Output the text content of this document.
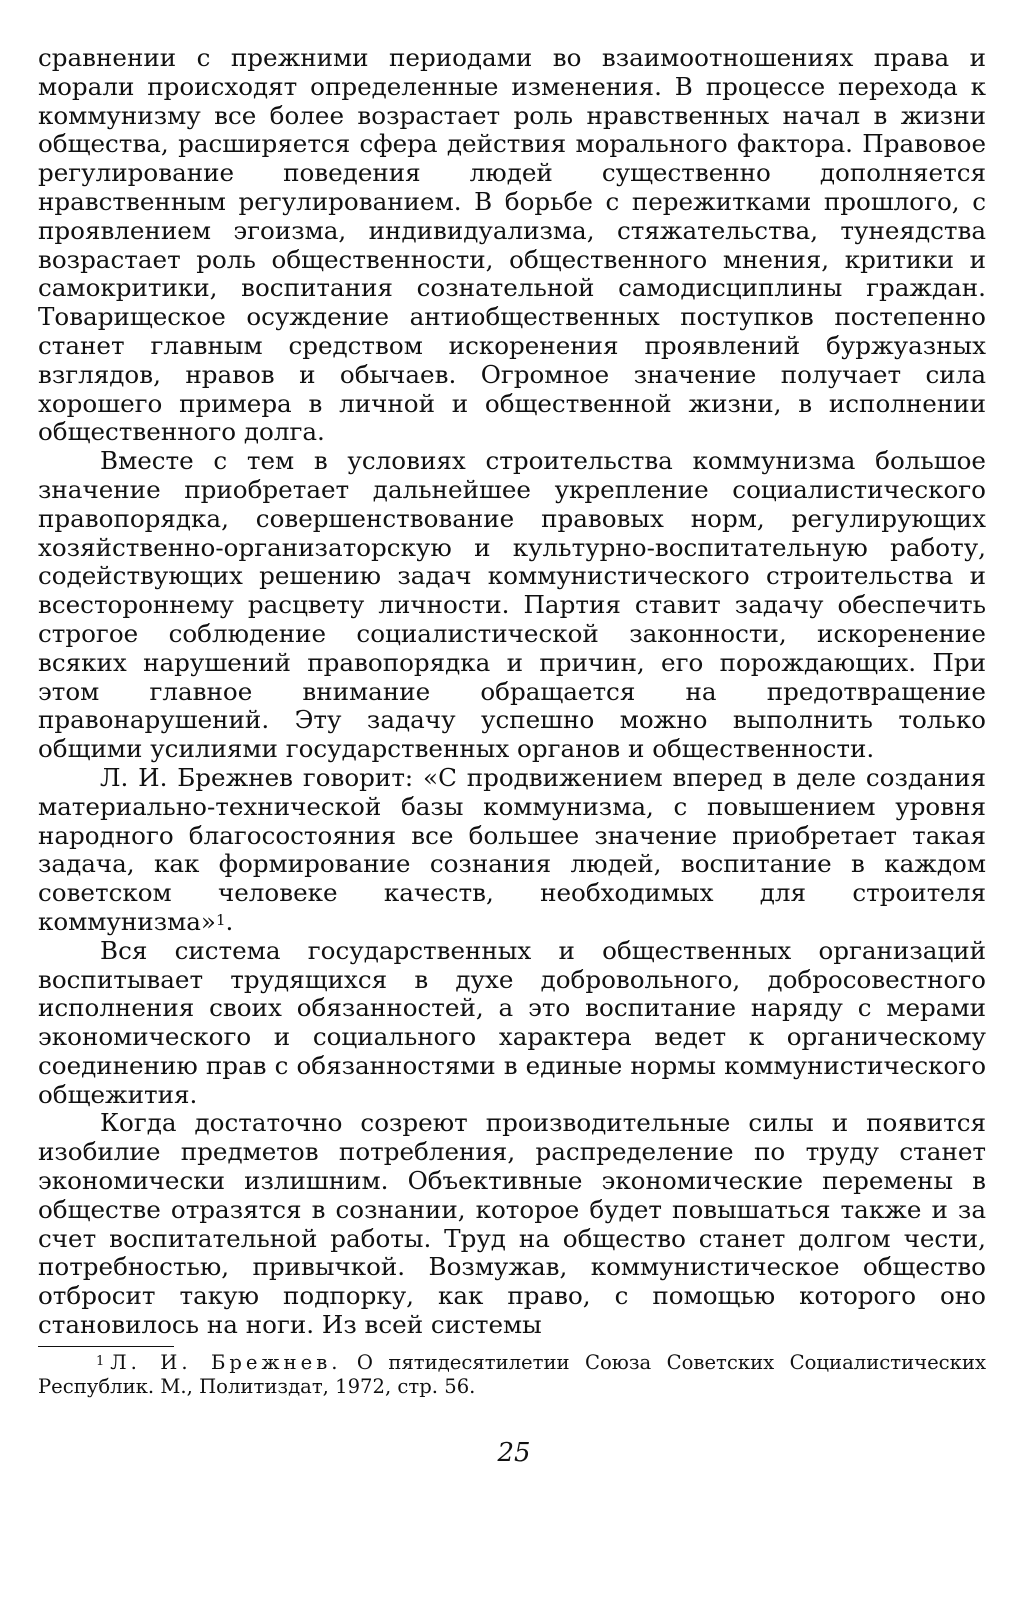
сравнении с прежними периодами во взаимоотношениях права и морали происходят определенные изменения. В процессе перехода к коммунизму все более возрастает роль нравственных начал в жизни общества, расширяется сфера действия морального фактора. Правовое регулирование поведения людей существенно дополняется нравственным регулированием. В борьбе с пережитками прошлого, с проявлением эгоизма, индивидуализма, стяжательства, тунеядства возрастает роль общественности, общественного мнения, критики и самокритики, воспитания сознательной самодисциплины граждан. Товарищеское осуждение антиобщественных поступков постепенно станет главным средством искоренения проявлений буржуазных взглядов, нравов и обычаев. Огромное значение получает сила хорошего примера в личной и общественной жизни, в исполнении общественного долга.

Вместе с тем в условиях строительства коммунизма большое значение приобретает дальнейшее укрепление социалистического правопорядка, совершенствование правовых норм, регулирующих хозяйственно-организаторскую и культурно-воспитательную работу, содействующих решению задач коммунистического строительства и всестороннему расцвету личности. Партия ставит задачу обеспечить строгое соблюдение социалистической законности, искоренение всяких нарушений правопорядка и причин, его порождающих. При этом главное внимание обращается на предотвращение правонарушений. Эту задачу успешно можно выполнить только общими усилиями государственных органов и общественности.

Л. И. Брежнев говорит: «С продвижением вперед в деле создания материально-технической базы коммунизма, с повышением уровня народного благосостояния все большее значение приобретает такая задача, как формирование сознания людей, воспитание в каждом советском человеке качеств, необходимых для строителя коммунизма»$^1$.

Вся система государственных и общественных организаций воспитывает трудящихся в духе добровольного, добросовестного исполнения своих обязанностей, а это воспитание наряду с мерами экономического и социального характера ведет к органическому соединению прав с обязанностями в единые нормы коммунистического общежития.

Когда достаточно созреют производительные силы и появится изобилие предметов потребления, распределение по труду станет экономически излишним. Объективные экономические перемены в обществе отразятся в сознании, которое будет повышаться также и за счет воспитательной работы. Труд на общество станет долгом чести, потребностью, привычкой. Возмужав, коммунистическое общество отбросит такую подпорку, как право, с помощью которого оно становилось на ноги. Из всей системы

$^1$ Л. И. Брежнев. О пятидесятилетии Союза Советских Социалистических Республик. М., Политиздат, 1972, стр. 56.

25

..........

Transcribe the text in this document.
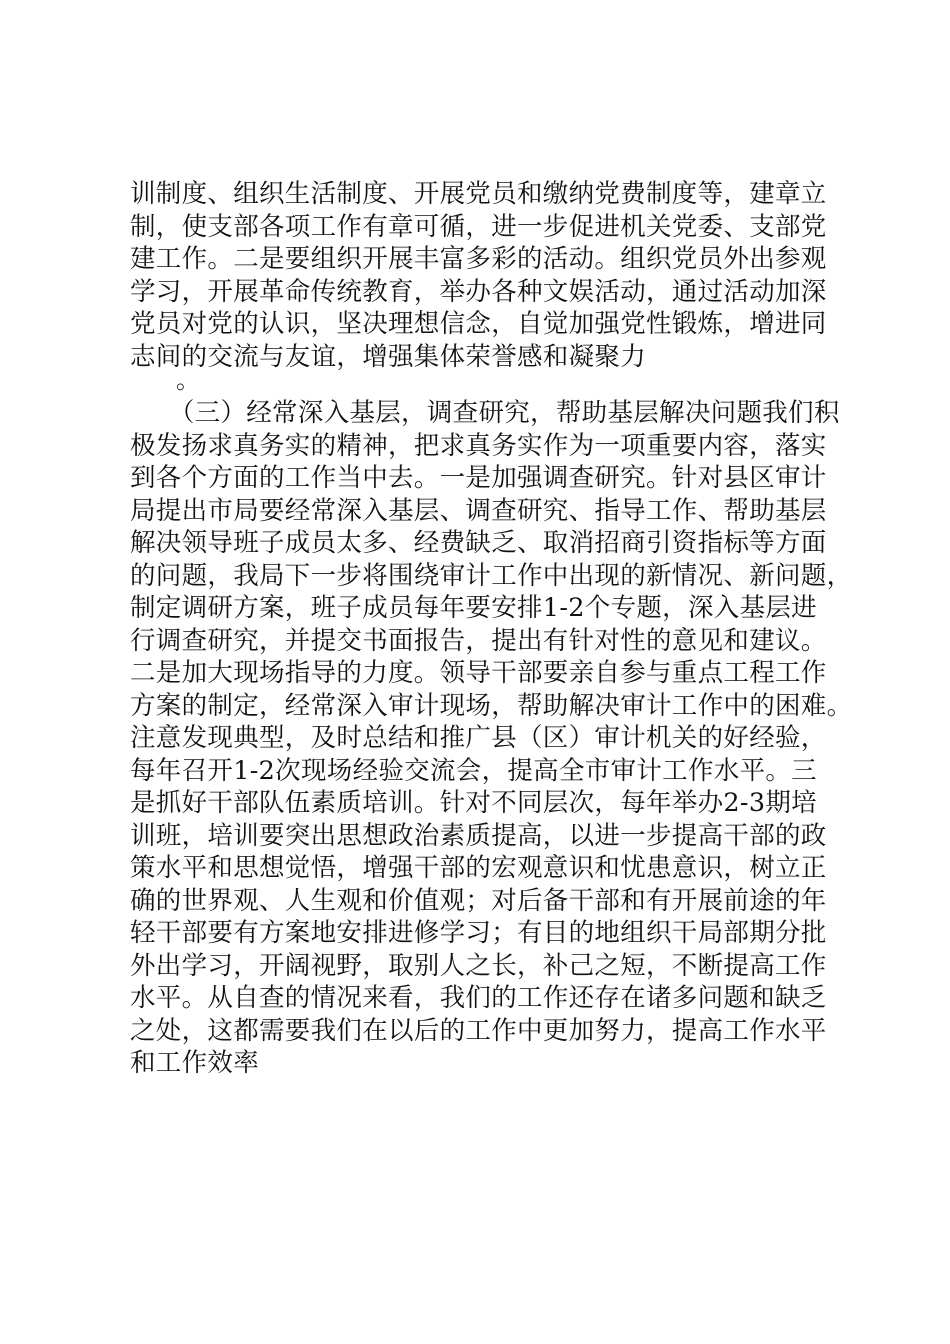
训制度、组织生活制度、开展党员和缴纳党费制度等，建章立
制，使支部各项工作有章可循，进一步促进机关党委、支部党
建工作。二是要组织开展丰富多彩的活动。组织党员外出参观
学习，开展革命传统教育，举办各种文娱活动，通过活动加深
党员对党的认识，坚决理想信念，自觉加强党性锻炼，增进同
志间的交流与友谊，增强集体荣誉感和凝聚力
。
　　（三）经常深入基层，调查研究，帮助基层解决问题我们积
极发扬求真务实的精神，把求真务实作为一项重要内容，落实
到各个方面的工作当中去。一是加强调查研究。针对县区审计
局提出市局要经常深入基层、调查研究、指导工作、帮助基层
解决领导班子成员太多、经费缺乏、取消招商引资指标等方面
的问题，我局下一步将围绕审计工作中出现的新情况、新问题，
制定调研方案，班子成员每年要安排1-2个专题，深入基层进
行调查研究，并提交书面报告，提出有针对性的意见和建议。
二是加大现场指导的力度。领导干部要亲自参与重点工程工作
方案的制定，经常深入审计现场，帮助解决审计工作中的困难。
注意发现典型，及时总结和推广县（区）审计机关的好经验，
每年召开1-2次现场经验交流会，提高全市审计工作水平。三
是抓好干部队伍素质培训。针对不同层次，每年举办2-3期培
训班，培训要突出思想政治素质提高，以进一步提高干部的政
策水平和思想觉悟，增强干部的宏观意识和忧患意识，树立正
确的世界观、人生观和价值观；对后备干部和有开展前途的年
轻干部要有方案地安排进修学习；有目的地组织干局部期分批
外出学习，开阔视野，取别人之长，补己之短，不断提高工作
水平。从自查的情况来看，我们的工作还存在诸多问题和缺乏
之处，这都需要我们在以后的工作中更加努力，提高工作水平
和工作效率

..........

▸ Task brief: Give the number of lines in the material above that have the word "this" in them, and nothing more.

▸ Result: 2